• Dataset rows:

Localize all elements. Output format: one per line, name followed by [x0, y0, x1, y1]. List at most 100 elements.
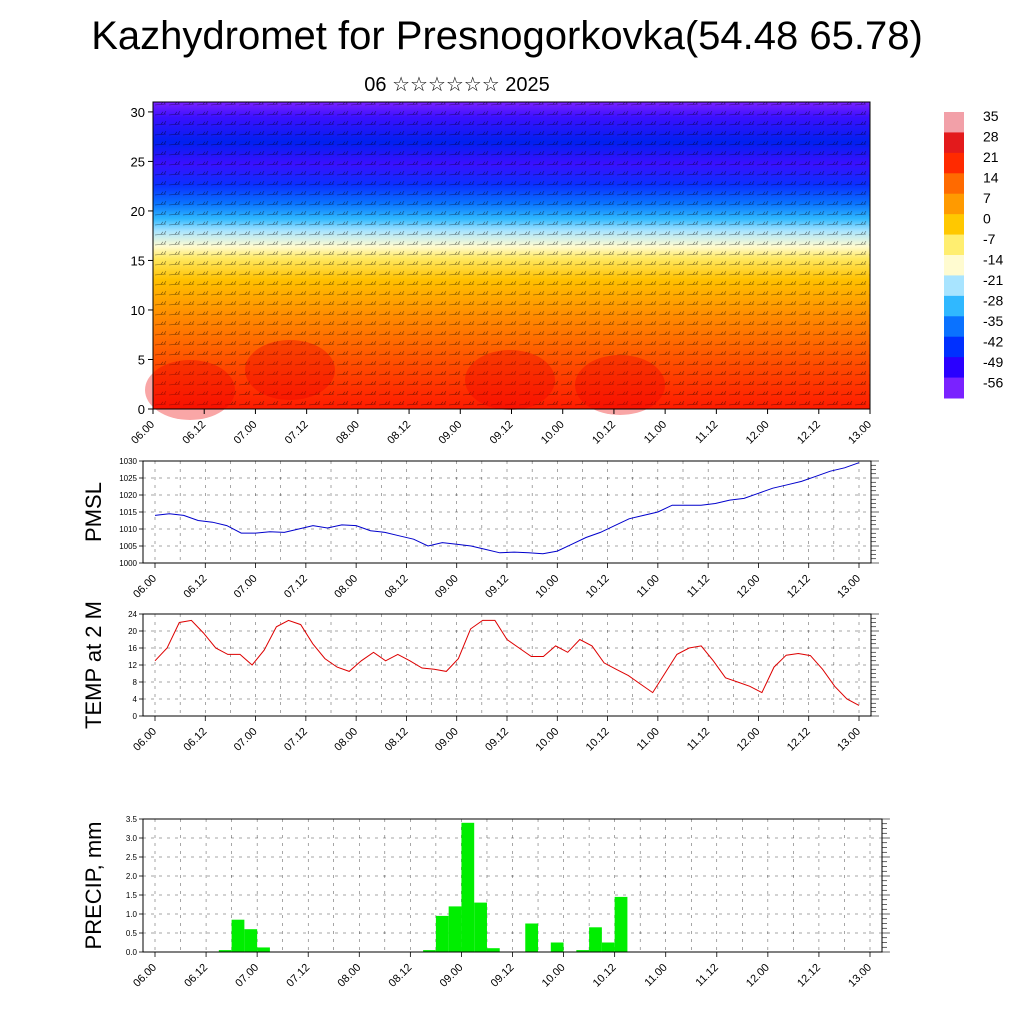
precip-bar	[474, 902, 487, 952]
x-tick-label: 06.00	[131, 962, 159, 990]
x-tick-label: 09.00	[436, 419, 464, 447]
x-tick-label: 12.12	[795, 962, 823, 990]
wind-barbs-overlay	[153, 102, 870, 409]
x-tick-label: 07.12	[284, 962, 312, 990]
x-tick-label: 11.00	[642, 419, 669, 446]
colorbar-swatch	[944, 173, 964, 195]
x-tick-label: 06.00	[131, 726, 159, 754]
x-tick-label: 08.00	[332, 726, 360, 754]
x-tick-label: 09.00	[433, 726, 461, 754]
y-tick-label: 10	[131, 303, 145, 318]
y-tick-label: 0	[138, 402, 145, 417]
x-tick-label: 07.00	[232, 419, 260, 447]
precip-chart: 0.0 0.5 1.0 1.5 2.0 2.5 3.0 3.5 06.00 06.12 07.00 0…	[81, 815, 890, 990]
precip-bar	[257, 947, 270, 952]
y-axis-label: PRECIP, mm	[81, 822, 106, 950]
x-tick-label: 08.12	[383, 573, 411, 601]
x-tick-label: 11.12	[685, 573, 712, 600]
colorbar-label: 0	[983, 211, 991, 227]
warm-core	[245, 340, 335, 400]
y-tick-label: 1010	[119, 525, 137, 534]
x-tick-label: 13.00	[846, 419, 874, 447]
x-tick-label: 09.00	[433, 573, 461, 601]
colorbar-swatch	[944, 255, 964, 276]
x-tick-label: 12.12	[785, 726, 813, 754]
x-tick-label: 09.12	[483, 726, 511, 754]
y-axis-label: PMSL	[81, 482, 106, 542]
x-tick-label: 09.12	[489, 962, 517, 990]
x-tick-label: 08.00	[335, 962, 363, 990]
cross-section-y-axis: 0 5 10 15 20 25 30	[131, 105, 153, 417]
precip-bar	[576, 950, 590, 952]
y-tick-label: 0.5	[126, 929, 138, 938]
warm-cores	[145, 340, 665, 420]
x-tick-label: 11.00	[635, 726, 662, 753]
y-tick-label: 3.0	[126, 834, 138, 843]
colorbar-swatch	[944, 377, 964, 399]
precip-bar	[525, 923, 539, 952]
colorbar-label: -42	[983, 334, 1003, 350]
colorbar-swatch	[944, 234, 964, 256]
x-tick-label: 10.00	[533, 573, 561, 601]
x-tick-label: 10.12	[590, 419, 618, 447]
colorbar-swatch	[944, 275, 964, 297]
precip-bar	[550, 942, 564, 952]
y-tick-label: 1025	[119, 474, 137, 483]
precip-bar	[448, 906, 462, 952]
y-tick-label: 1.5	[126, 891, 138, 900]
x-tick-label: 08.12	[383, 726, 411, 754]
x-tick-label: 06.12	[181, 726, 209, 754]
x-tick-label: 06.12	[181, 573, 209, 601]
x-tick-label: 10.12	[584, 573, 612, 601]
y-tick-label: 20	[131, 204, 145, 219]
x-tick-label: 07.12	[282, 726, 310, 754]
page-title: Kazhydromet for Presnogorkovka(54.48 65.…	[91, 14, 923, 58]
colorbar-label: -7	[983, 231, 996, 247]
y-tick-label: 3.5	[126, 815, 138, 824]
y-tick-label: 1005	[119, 542, 137, 551]
x-tick-label: 07.00	[232, 726, 260, 754]
colorbar-swatch	[944, 112, 964, 133]
precip-bar	[435, 915, 449, 952]
x-tick-label: 10.00	[539, 419, 567, 447]
y-tick-label: 1030	[119, 457, 137, 466]
precip-bar	[614, 896, 628, 952]
colorbar-label: -14	[983, 252, 1003, 268]
x-tick-label: 13.00	[835, 573, 863, 601]
x-tick-label: 12.00	[735, 726, 763, 754]
x-tick-label: 12.12	[785, 573, 813, 601]
colorbar-swatch	[944, 152, 964, 174]
precip-bar	[244, 929, 258, 952]
x-tick-label: 09.12	[483, 573, 511, 601]
y-tick-label: 1.0	[126, 910, 138, 919]
colorbar-label: -28	[983, 293, 1003, 309]
x-tick-label: 10.00	[533, 726, 561, 754]
colorbar-label: 28	[983, 129, 999, 145]
page-subtitle: 06 ☆☆☆☆☆☆ 2025	[364, 74, 550, 96]
precip-bar	[423, 950, 436, 952]
colorbar-label: -56	[983, 375, 1003, 391]
colorbar-label: -35	[983, 313, 1003, 329]
precip-bar	[601, 942, 615, 952]
y-tick-label: 25	[131, 154, 145, 169]
y-tick-label: 24	[128, 610, 137, 619]
warm-core	[465, 350, 555, 410]
pmsl-chart: 1000 1005 1010 1015 1020 1025 1030 06.00 06.12 07…	[81, 457, 879, 601]
y-tick-label: 2.5	[126, 853, 138, 862]
y-tick-label: 20	[128, 627, 137, 636]
x-tick-label: 12.00	[744, 419, 772, 447]
colorbar-swatch	[944, 132, 964, 154]
y-tick-label: 2.0	[126, 872, 138, 881]
x-tick-label: 08.12	[385, 419, 413, 447]
x-tick-label: 11.12	[694, 962, 721, 989]
warm-core	[575, 355, 665, 415]
x-tick-label: 09.12	[488, 419, 516, 447]
colorbar-swatch	[944, 193, 964, 215]
y-tick-label: 4	[133, 695, 138, 704]
precip-bar	[231, 919, 245, 952]
x-tick-label: 08.00	[332, 573, 360, 601]
x-tick-label: 11.00	[635, 573, 662, 600]
x-tick-label: 07.12	[282, 573, 310, 601]
x-tick-label: 06.00	[131, 573, 159, 601]
y-tick-label: 1000	[119, 559, 137, 568]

• Task details:
Copy out every one of the records above word for word, and leave out the pictures.

• Exercise solution:
Localize all elements. Output format: one per line, name followed by [x0, y0, x1, y1]. List at most 100 elements.
precip-bar	[474, 902, 487, 952]
x-tick-label: 06.00	[131, 962, 159, 990]
x-tick-label: 09.00	[436, 419, 464, 447]
x-tick-label: 12.12	[795, 962, 823, 990]
wind-barbs-overlay	[153, 102, 870, 409]
x-tick-label: 07.12	[284, 962, 312, 990]
x-tick-label: 11.00	[642, 419, 669, 446]
colorbar-swatch	[944, 173, 964, 195]
x-tick-label: 06.00	[131, 726, 159, 754]
x-tick-label: 08.00	[332, 726, 360, 754]
x-tick-label: 09.00	[433, 726, 461, 754]
y-tick-label: 10	[131, 303, 145, 318]
y-tick-label: 0	[138, 402, 145, 417]
x-tick-label: 07.00	[232, 419, 260, 447]
precip-chart: 0.0 0.5 1.0 1.5 2.0 2.5 3.0 3.5 06.00 06.12 07.00 0…	[81, 815, 890, 990]
precip-bar	[257, 947, 270, 952]
y-axis-label: PRECIP, mm	[81, 822, 106, 950]
x-tick-label: 08.12	[383, 573, 411, 601]
x-tick-label: 11.12	[685, 573, 712, 600]
colorbar-label: 0	[983, 211, 991, 227]
warm-core	[245, 340, 335, 400]
y-tick-label: 1010	[119, 525, 137, 534]
x-tick-label: 13.00	[846, 419, 874, 447]
x-tick-label: 09.00	[433, 573, 461, 601]
colorbar-swatch	[944, 255, 964, 276]
x-tick-label: 12.12	[785, 726, 813, 754]
x-tick-label: 09.12	[483, 726, 511, 754]
y-axis-label: PMSL	[81, 482, 106, 542]
x-tick-label: 09.12	[489, 962, 517, 990]
x-tick-label: 08.00	[335, 962, 363, 990]
cross-section-y-axis: 0 5 10 15 20 25 30	[131, 105, 153, 417]
precip-bar	[576, 950, 590, 952]
y-tick-label: 0.5	[126, 929, 138, 938]
warm-cores	[145, 340, 665, 420]
x-tick-label: 11.00	[635, 726, 662, 753]
y-tick-label: 3.0	[126, 834, 138, 843]
colorbar-swatch	[944, 377, 964, 399]
precip-bar	[525, 923, 539, 952]
colorbar-label: -42	[983, 334, 1003, 350]
colorbar-swatch	[944, 234, 964, 256]
x-tick-label: 10.00	[533, 573, 561, 601]
x-tick-label: 10.12	[590, 419, 618, 447]
colorbar-swatch	[944, 275, 964, 297]
precip-bar	[550, 942, 564, 952]
y-tick-label: 1025	[119, 474, 137, 483]
precip-bar	[448, 906, 462, 952]
y-tick-label: 1.5	[126, 891, 138, 900]
x-tick-label: 08.12	[383, 726, 411, 754]
x-tick-label: 06.12	[181, 726, 209, 754]
x-tick-label: 06.12	[181, 573, 209, 601]
x-tick-label: 10.12	[584, 573, 612, 601]
y-tick-label: 20	[131, 204, 145, 219]
x-tick-label: 07.12	[282, 726, 310, 754]
page-title: Kazhydromet for Presnogorkovka(54.48 65.…	[91, 14, 923, 58]
colorbar-label: -7	[983, 231, 996, 247]
y-tick-label: 3.5	[126, 815, 138, 824]
y-tick-label: 1005	[119, 542, 137, 551]
x-tick-label: 07.00	[232, 726, 260, 754]
colorbar-swatch	[944, 112, 964, 133]
precip-bar	[435, 915, 449, 952]
x-tick-label: 10.00	[539, 419, 567, 447]
y-tick-label: 1030	[119, 457, 137, 466]
precip-bar	[614, 896, 628, 952]
colorbar-label: -14	[983, 252, 1003, 268]
x-tick-label: 13.00	[835, 573, 863, 601]
x-tick-label: 12.00	[735, 726, 763, 754]
x-tick-label: 12.12	[785, 573, 813, 601]
colorbar-swatch	[944, 152, 964, 174]
precip-bar	[244, 929, 258, 952]
x-tick-label: 09.12	[483, 573, 511, 601]
y-tick-label: 1.0	[126, 910, 138, 919]
colorbar-label: -28	[983, 293, 1003, 309]
x-tick-label: 10.00	[533, 726, 561, 754]
colorbar-label: 28	[983, 129, 999, 145]
page-subtitle: 06 ☆☆☆☆☆☆ 2025	[364, 74, 550, 96]
precip-bar	[423, 950, 436, 952]
colorbar-label: -56	[983, 375, 1003, 391]
colorbar-label: -35	[983, 313, 1003, 329]
precip-bar	[601, 942, 615, 952]
y-tick-label: 25	[131, 154, 145, 169]
y-tick-label: 24	[128, 610, 137, 619]
warm-core	[465, 350, 555, 410]
pmsl-chart: 1000 1005 1010 1015 1020 1025 1030 06.00 06.12 07…	[81, 457, 879, 601]
y-tick-label: 2.5	[126, 853, 138, 862]
y-tick-label: 20	[128, 627, 137, 636]
x-tick-label: 12.00	[744, 419, 772, 447]
colorbar-swatch	[944, 132, 964, 154]
y-tick-label: 2.0	[126, 872, 138, 881]
x-tick-label: 08.12	[385, 419, 413, 447]
x-tick-label: 11.12	[694, 962, 721, 989]
warm-core	[575, 355, 665, 415]
x-tick-label: 09.12	[488, 419, 516, 447]
colorbar-swatch	[944, 193, 964, 215]
y-tick-label: 4	[133, 695, 138, 704]
precip-bar	[231, 919, 245, 952]
x-tick-label: 08.00	[332, 573, 360, 601]
x-tick-label: 11.00	[635, 573, 662, 600]
x-tick-label: 07.12	[282, 573, 310, 601]
x-tick-label: 06.00	[131, 573, 159, 601]
y-tick-label: 1000	[119, 559, 137, 568]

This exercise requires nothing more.